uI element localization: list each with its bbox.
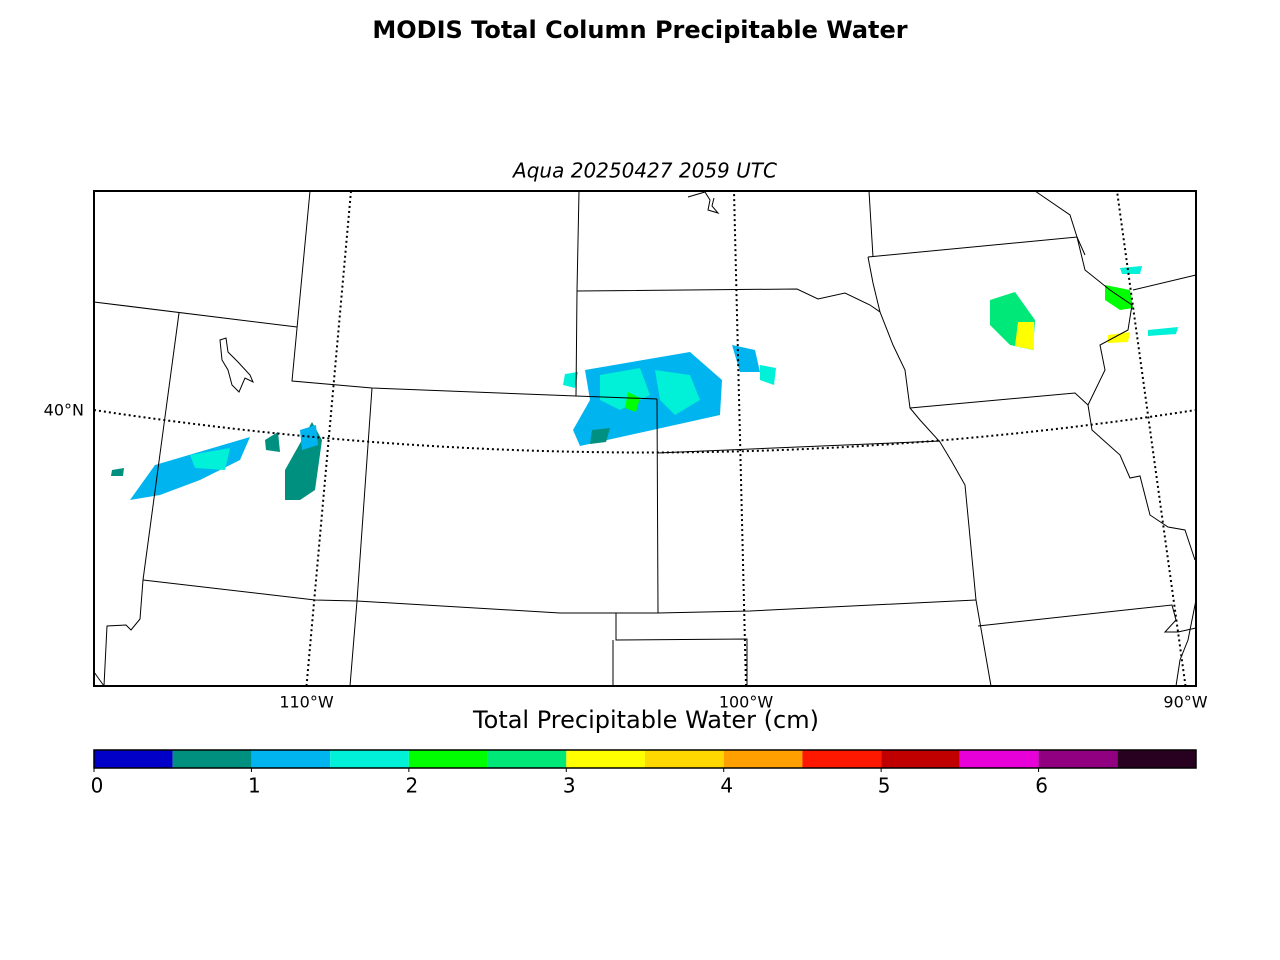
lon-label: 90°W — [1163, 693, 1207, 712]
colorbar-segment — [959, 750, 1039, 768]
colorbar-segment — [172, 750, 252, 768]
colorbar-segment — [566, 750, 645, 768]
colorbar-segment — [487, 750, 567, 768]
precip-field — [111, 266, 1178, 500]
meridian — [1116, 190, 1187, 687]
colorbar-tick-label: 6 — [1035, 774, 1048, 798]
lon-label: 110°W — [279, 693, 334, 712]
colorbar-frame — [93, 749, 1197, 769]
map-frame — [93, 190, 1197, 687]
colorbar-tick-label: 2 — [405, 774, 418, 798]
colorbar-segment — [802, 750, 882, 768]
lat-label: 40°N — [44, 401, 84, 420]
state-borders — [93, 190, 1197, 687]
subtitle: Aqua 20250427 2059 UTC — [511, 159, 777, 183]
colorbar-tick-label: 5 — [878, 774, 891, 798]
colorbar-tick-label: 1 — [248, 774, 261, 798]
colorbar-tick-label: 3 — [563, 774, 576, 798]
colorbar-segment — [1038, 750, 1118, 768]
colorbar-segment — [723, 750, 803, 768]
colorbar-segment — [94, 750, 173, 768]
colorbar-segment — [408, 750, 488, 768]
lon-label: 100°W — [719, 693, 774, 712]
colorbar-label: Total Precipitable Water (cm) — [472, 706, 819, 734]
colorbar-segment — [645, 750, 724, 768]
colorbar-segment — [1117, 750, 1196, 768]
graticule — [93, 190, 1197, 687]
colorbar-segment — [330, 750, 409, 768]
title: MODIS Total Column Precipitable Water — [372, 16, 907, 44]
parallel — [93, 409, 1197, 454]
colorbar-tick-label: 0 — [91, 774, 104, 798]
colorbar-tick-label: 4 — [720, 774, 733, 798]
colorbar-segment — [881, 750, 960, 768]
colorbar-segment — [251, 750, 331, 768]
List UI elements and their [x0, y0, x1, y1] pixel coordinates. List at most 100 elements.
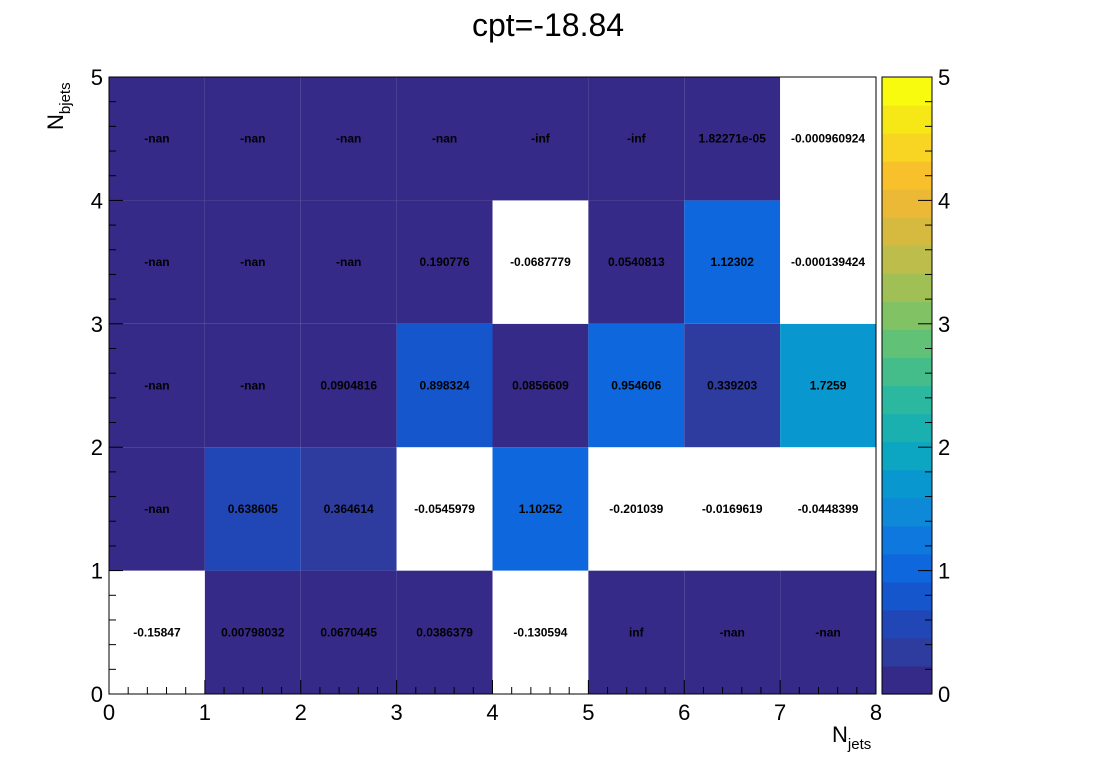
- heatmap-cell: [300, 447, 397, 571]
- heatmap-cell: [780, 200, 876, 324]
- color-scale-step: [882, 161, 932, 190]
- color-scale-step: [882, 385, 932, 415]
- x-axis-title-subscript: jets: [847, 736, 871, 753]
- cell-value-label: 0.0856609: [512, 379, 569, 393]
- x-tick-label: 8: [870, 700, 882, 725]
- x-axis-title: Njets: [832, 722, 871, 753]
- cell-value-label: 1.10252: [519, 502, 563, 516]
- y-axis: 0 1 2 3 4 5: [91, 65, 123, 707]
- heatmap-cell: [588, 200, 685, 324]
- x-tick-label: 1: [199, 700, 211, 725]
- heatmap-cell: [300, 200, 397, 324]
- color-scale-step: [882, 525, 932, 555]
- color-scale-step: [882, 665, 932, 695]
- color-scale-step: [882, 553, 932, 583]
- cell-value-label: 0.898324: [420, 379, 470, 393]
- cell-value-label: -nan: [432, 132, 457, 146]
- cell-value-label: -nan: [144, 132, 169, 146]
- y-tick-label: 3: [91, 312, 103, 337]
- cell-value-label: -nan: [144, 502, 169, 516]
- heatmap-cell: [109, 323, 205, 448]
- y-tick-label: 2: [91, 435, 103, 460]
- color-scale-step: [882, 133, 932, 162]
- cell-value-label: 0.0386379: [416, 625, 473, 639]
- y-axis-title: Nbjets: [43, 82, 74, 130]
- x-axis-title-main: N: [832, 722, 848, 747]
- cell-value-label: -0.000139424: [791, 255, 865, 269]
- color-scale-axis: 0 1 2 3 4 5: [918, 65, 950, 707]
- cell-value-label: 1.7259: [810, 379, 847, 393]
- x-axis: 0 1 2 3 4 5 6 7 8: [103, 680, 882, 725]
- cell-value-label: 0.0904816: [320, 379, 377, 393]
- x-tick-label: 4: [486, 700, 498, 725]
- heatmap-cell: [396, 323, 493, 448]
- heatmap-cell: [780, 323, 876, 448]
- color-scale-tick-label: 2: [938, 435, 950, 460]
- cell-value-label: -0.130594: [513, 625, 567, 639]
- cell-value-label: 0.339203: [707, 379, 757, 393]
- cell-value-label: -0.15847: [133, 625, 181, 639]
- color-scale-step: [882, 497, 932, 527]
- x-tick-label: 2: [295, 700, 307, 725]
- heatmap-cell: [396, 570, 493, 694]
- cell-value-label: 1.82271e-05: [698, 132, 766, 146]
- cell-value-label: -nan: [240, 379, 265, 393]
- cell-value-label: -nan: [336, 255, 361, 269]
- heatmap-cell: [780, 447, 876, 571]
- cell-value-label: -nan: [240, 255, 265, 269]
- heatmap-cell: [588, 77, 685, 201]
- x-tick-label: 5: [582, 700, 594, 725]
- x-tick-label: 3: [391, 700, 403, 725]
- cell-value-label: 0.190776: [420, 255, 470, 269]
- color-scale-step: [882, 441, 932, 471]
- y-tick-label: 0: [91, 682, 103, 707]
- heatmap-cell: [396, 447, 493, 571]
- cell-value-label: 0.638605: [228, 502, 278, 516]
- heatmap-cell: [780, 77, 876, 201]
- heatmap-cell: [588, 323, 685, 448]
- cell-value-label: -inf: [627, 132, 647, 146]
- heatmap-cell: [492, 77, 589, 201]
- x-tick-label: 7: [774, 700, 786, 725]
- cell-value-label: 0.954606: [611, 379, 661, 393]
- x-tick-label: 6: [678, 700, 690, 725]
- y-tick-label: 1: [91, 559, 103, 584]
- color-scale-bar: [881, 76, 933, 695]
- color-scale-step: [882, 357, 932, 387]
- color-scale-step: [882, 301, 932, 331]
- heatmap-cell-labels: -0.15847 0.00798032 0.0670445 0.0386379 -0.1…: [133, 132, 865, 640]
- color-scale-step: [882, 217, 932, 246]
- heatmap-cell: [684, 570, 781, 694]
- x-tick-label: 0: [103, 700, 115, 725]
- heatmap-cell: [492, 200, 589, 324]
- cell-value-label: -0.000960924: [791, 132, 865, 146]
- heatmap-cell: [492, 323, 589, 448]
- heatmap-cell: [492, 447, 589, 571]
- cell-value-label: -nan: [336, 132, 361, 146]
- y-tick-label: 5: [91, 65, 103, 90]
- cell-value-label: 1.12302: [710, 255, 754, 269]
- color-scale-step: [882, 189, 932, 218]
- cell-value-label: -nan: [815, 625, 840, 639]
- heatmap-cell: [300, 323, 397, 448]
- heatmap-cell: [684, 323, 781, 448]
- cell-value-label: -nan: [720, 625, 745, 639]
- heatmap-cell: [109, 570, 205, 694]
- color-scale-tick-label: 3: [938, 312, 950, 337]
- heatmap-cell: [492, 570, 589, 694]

──────

* _Problem to work on_: Please copy the lines of the records word for word, from the line holding "- heatmap-cell: [300, 447, 397, 571]" through the line holding "- heatmap-cell: [780, 323, 876, 448]", including both of those lines.

* _Output of the task_:
- heatmap-cell: [300, 447, 397, 571]
- heatmap-cell: [780, 200, 876, 324]
- color-scale-step: [882, 161, 932, 190]
- color-scale-step: [882, 385, 932, 415]
- x-axis-title-subscript: jets: [847, 736, 871, 753]
- cell-value-label: 0.0856609: [512, 379, 569, 393]
- x-tick-label: 8: [870, 700, 882, 725]
- x-axis-title: Njets: [832, 722, 871, 753]
- cell-value-label: 1.10252: [519, 502, 563, 516]
- y-axis: 0 1 2 3 4 5: [91, 65, 123, 707]
- heatmap-cell: [588, 200, 685, 324]
- x-tick-label: 1: [199, 700, 211, 725]
- heatmap-cell: [300, 200, 397, 324]
- color-scale-step: [882, 525, 932, 555]
- color-scale-step: [882, 665, 932, 695]
- color-scale-step: [882, 553, 932, 583]
- cell-value-label: 0.898324: [420, 379, 470, 393]
- cell-value-label: -nan: [432, 132, 457, 146]
- cell-value-label: -nan: [144, 132, 169, 146]
- y-tick-label: 3: [91, 312, 103, 337]
- cell-value-label: -nan: [144, 502, 169, 516]
- heatmap-cell: [109, 323, 205, 448]
- y-tick-label: 2: [91, 435, 103, 460]
- color-scale-step: [882, 133, 932, 162]
- cell-value-label: 0.0386379: [416, 625, 473, 639]
- y-axis-title: Nbjets: [43, 82, 74, 130]
- x-axis-title-main: N: [832, 722, 848, 747]
- cell-value-label: -0.000139424: [791, 255, 865, 269]
- color-scale-axis: 0 1 2 3 4 5: [918, 65, 950, 707]
- cell-value-label: 1.7259: [810, 379, 847, 393]
- x-axis: 0 1 2 3 4 5 6 7 8: [103, 680, 882, 725]
- cell-value-label: 0.0904816: [320, 379, 377, 393]
- x-tick-label: 4: [486, 700, 498, 725]
- heatmap-cell: [396, 323, 493, 448]
- heatmap-cell: [780, 323, 876, 448]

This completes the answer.